▶ [原文]
________________________________________

アブグレイブの実態は外部に漏れ、しかも驚くほど急速に広まり、ついに2004年春には、首都バグダッドで大規模な民衆蜂起の一歩手前まで事は達した。
噂が漏洩したきっかけとなったのは、アブグレイブに収監されている、ある女性が書いた手紙だった。手紙には、収監されている女性たちが米国人、時には刑務官からの絶え間ない強姦に苦しんでいること、そして被害を受けた女性の多くがそれによって妊娠している実態がつづられていた。
だが、囚人虐待の調査が始まったのは手紙ではなく、2003年12月、米陸軍のジョセフ・ダービー兵長が同僚のチャールズ・グライナーから私用に借りたCDがきっかけだった。CDには、囚人に対する拷問や虐待の陰惨な証拠が保存されていた。
ダービー兵長の内部告発により、2004年1月13日、米陸軍は17人の米軍人の虐待に関する内部調査を開始する。

________________________________________

▶ [演習課題 1] アブグレイブに関する原文のうち、「噂が漏洩したきっかけとなった」から「に関する内部調査を開始する。」までを、両端を含めて一字一句そのまま書き写してください。

▶ [保存されたエントリ]
________________________________________

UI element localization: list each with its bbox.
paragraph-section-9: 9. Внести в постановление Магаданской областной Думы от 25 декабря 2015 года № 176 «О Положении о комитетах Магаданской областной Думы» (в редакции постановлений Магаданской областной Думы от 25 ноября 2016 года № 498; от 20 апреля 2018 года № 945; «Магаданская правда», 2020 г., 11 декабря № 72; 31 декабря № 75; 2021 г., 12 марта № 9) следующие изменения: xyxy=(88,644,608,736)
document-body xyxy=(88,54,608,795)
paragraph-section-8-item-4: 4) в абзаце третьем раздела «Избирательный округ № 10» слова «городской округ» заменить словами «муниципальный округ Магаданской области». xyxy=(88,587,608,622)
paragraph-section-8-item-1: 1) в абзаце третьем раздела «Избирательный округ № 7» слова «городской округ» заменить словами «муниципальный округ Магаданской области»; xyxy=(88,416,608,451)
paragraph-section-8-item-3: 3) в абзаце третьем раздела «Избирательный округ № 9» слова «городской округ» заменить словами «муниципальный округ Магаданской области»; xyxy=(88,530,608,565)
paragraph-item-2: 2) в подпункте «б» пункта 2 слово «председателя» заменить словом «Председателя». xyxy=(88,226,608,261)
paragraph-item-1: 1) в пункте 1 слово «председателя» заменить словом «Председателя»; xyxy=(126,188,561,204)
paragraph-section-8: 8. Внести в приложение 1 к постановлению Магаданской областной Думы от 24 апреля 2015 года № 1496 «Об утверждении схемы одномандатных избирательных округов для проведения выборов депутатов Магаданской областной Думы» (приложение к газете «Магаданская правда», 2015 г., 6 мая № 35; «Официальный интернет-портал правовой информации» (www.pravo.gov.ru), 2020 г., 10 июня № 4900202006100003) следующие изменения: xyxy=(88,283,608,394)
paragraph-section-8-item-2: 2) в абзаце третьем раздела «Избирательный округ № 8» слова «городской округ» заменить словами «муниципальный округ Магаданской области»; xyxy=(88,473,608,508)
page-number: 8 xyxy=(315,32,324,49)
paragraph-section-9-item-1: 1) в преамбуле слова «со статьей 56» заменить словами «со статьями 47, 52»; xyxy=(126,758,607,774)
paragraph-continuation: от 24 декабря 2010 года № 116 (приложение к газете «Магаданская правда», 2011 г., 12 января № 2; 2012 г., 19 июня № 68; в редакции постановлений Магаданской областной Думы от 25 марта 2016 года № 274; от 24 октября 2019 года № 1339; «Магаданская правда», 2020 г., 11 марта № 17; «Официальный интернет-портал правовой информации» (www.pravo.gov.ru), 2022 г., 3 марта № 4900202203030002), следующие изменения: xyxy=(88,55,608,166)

________________________________________

▶ [演習課題 2] エントリの冒頭から「paragraph-section-8-item-4: 4) в」を含む行まで、その行も含めて、そのまま引用してください。

▶ [正答 1]
噂が漏洩したきっかけとなったのは、アブグレイブに収監されている、ある女性が書いた手紙だった。手紙には、収監されている女性たちが米国人、時には刑務官からの絶え間ない強姦に苦しんでいること、そして被害を受けた女性の多くがそれによって妊娠している実態がつづられていた。
だが、囚人虐待の調査が始まったのは手紙ではなく、2003年12月、米陸軍のジョセフ・ダービー兵長が同僚のチャールズ・グライナーから私用に借りたCDがきっかけだった。CDには、囚人に対する拷問や虐待の陰惨な証拠が保存されていた。
ダービー兵長の内部告発により、2004年1月13日、米陸軍は17人の米軍人の虐待に関する内部調査を開始する。

▶ [正答 2]
UI element localization: list each with its bbox.
paragraph-section-9: 9. Внести в постановление Магаданской областной Думы от 25 декабря 2015 года № 176 «О Положении о комитетах Магаданской областной Думы» (в редакции постановлений Магаданской областной Думы от 25 ноября 2016 года № 498; от 20 апреля 2018 года № 945; «Магаданская правда», 2020 г., 11 декабря № 72; 31 декабря № 75; 2021 г., 12 марта № 9) следующие изменения: xyxy=(88,644,608,736)
document-body xyxy=(88,54,608,795)
paragraph-section-8-item-4: 4) в абзаце третьем раздела «Избирательный округ № 10» слова «городской округ» заменить словами «муниципальный округ Магаданской области». xyxy=(88,587,608,622)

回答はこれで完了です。